## Begin
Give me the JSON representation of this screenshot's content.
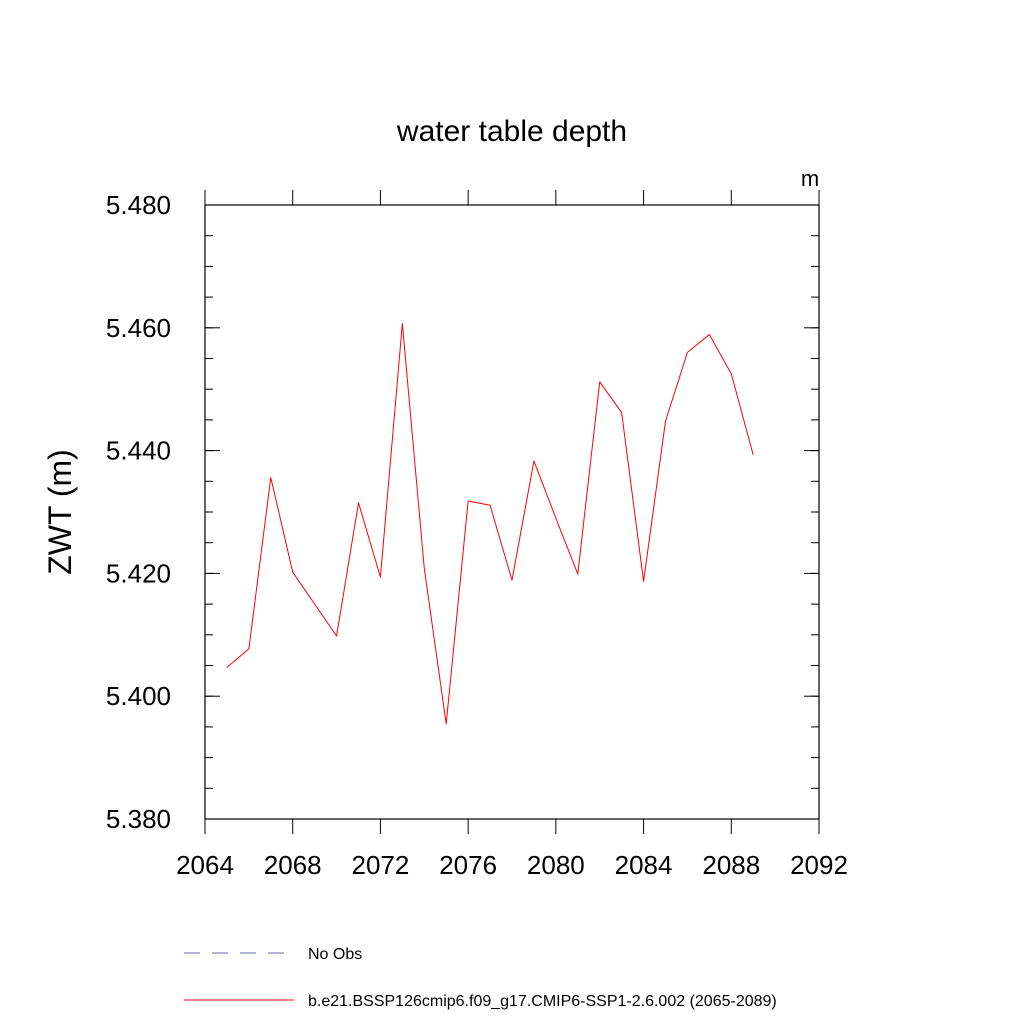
{
  "chart_data": {
    "type": "line",
    "title": "water table depth",
    "units_label": "m",
    "ylabel": "ZWT  (m)",
    "xlabel": "",
    "xlim": [
      2064,
      2092
    ],
    "ylim": [
      5.38,
      5.48
    ],
    "x_ticks": [
      "2064",
      "2068",
      "2072",
      "2076",
      "2080",
      "2084",
      "2088",
      "2092"
    ],
    "y_ticks": [
      "5.380",
      "5.400",
      "5.420",
      "5.440",
      "5.460",
      "5.480"
    ],
    "grid": false,
    "series": [
      {
        "name": "b.e21.BSSP126cmip6.f09_g17.CMIP6-SSP1-2.6.002 (2065-2089)",
        "color": "#ff0000",
        "style": "solid",
        "x": [
          2065,
          2066,
          2067,
          2068,
          2069,
          2070,
          2071,
          2072,
          2073,
          2074,
          2075,
          2076,
          2077,
          2078,
          2079,
          2080,
          2081,
          2082,
          2083,
          2084,
          2085,
          2086,
          2087,
          2088,
          2089
        ],
        "y": [
          5.4047,
          5.4077,
          5.4356,
          5.4202,
          5.415,
          5.4098,
          5.4315,
          5.4194,
          5.4607,
          5.4208,
          5.3955,
          5.4318,
          5.4311,
          5.4189,
          5.4383,
          5.429,
          5.4199,
          5.4512,
          5.4462,
          5.4187,
          5.4448,
          5.456,
          5.4589,
          5.4525,
          5.4393
        ]
      }
    ],
    "legend": {
      "position": "bottom",
      "entries": [
        {
          "label": "No Obs",
          "color": "#6a6aa8",
          "style": "dashed"
        },
        {
          "label": "b.e21.BSSP126cmip6.f09_g17.CMIP6-SSP1-2.6.002 (2065-2089)",
          "color": "#ff0000",
          "style": "solid"
        }
      ]
    }
  }
}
## End
» WORK REQUIRED
Copy out all of the data word for word. Do not carry over any picture.

» SOLUTION TO THIS EXERCISE
Give me the JSON representation of this screenshot's content.
{
  "chart_data": {
    "type": "line",
    "title": "water table depth",
    "units_label": "m",
    "ylabel": "ZWT  (m)",
    "xlabel": "",
    "xlim": [
      2064,
      2092
    ],
    "ylim": [
      5.38,
      5.48
    ],
    "x_ticks": [
      "2064",
      "2068",
      "2072",
      "2076",
      "2080",
      "2084",
      "2088",
      "2092"
    ],
    "y_ticks": [
      "5.380",
      "5.400",
      "5.420",
      "5.440",
      "5.460",
      "5.480"
    ],
    "grid": false,
    "series": [
      {
        "name": "b.e21.BSSP126cmip6.f09_g17.CMIP6-SSP1-2.6.002 (2065-2089)",
        "color": "#ff0000",
        "style": "solid",
        "x": [
          2065,
          2066,
          2067,
          2068,
          2069,
          2070,
          2071,
          2072,
          2073,
          2074,
          2075,
          2076,
          2077,
          2078,
          2079,
          2080,
          2081,
          2082,
          2083,
          2084,
          2085,
          2086,
          2087,
          2088,
          2089
        ],
        "y": [
          5.4047,
          5.4077,
          5.4356,
          5.4202,
          5.415,
          5.4098,
          5.4315,
          5.4194,
          5.4607,
          5.4208,
          5.3955,
          5.4318,
          5.4311,
          5.4189,
          5.4383,
          5.429,
          5.4199,
          5.4512,
          5.4462,
          5.4187,
          5.4448,
          5.456,
          5.4589,
          5.4525,
          5.4393
        ]
      }
    ],
    "legend": {
      "position": "bottom",
      "entries": [
        {
          "label": "No Obs",
          "color": "#6a6aa8",
          "style": "dashed"
        },
        {
          "label": "b.e21.BSSP126cmip6.f09_g17.CMIP6-SSP1-2.6.002 (2065-2089)",
          "color": "#ff0000",
          "style": "solid"
        }
      ]
    }
  }
}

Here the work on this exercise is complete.